## WRITTEN INSTRUCTION:
Please list all lines of the material below in which the string "bodegas" occurs.
— Start of TASK MATERIAL —
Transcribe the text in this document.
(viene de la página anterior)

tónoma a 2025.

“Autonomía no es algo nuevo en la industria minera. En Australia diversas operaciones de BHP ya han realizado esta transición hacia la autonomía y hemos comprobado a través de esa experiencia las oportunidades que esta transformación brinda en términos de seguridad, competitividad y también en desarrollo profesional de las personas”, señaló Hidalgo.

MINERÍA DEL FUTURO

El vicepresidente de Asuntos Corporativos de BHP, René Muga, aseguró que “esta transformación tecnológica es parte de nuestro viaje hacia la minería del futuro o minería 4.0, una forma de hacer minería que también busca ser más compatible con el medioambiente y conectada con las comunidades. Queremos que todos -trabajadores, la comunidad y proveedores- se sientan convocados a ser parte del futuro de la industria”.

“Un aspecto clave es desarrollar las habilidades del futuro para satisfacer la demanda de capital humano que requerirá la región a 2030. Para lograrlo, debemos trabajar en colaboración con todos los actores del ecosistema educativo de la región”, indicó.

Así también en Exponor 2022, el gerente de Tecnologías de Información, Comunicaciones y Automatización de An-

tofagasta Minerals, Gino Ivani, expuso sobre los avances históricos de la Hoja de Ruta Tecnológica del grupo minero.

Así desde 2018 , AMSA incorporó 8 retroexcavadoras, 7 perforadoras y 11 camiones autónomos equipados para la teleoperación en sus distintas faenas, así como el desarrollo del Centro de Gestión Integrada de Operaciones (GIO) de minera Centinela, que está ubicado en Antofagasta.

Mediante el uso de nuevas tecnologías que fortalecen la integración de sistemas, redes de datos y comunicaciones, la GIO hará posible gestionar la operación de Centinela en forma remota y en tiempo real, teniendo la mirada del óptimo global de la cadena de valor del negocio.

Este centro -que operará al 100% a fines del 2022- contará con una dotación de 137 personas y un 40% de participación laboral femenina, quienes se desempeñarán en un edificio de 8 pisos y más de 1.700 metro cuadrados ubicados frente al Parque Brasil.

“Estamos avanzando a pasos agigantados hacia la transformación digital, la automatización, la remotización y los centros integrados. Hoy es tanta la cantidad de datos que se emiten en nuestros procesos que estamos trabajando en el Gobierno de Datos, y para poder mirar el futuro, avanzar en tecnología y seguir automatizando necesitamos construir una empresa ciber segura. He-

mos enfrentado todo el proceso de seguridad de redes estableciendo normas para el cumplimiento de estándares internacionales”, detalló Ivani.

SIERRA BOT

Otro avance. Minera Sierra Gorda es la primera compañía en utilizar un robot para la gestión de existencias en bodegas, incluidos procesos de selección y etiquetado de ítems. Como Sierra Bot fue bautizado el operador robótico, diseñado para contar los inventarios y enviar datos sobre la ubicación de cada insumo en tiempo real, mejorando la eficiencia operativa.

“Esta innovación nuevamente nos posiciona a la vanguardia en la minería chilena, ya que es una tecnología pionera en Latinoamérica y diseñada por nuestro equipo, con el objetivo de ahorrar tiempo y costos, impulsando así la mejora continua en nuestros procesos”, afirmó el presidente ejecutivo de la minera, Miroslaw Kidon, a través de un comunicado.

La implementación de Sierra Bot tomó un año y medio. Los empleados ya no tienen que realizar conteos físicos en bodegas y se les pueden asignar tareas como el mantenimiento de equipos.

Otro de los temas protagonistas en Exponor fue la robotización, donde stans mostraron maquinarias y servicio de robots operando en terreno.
— End of TASK MATERIAL —
## FINISHED EXERCISE:
Otro avance. Minera Sierra Gorda es la primera compañía en utilizar un robot para la gestión de existencias en bodegas, incluidos procesos de selección y etiquetado de ítems. Como Sierra Bot fue bautizado el operador robótico, diseñado para contar los inventarios y enviar datos sobre la ubicación de cada insumo en tiempo real, mejorando la eficiencia operativa.
La implementación de Sierra Bot tomó un año y medio. Los empleados ya no tienen que realizar conteos físicos en bodegas y se les pueden asignar tareas como el mantenimiento de equipos.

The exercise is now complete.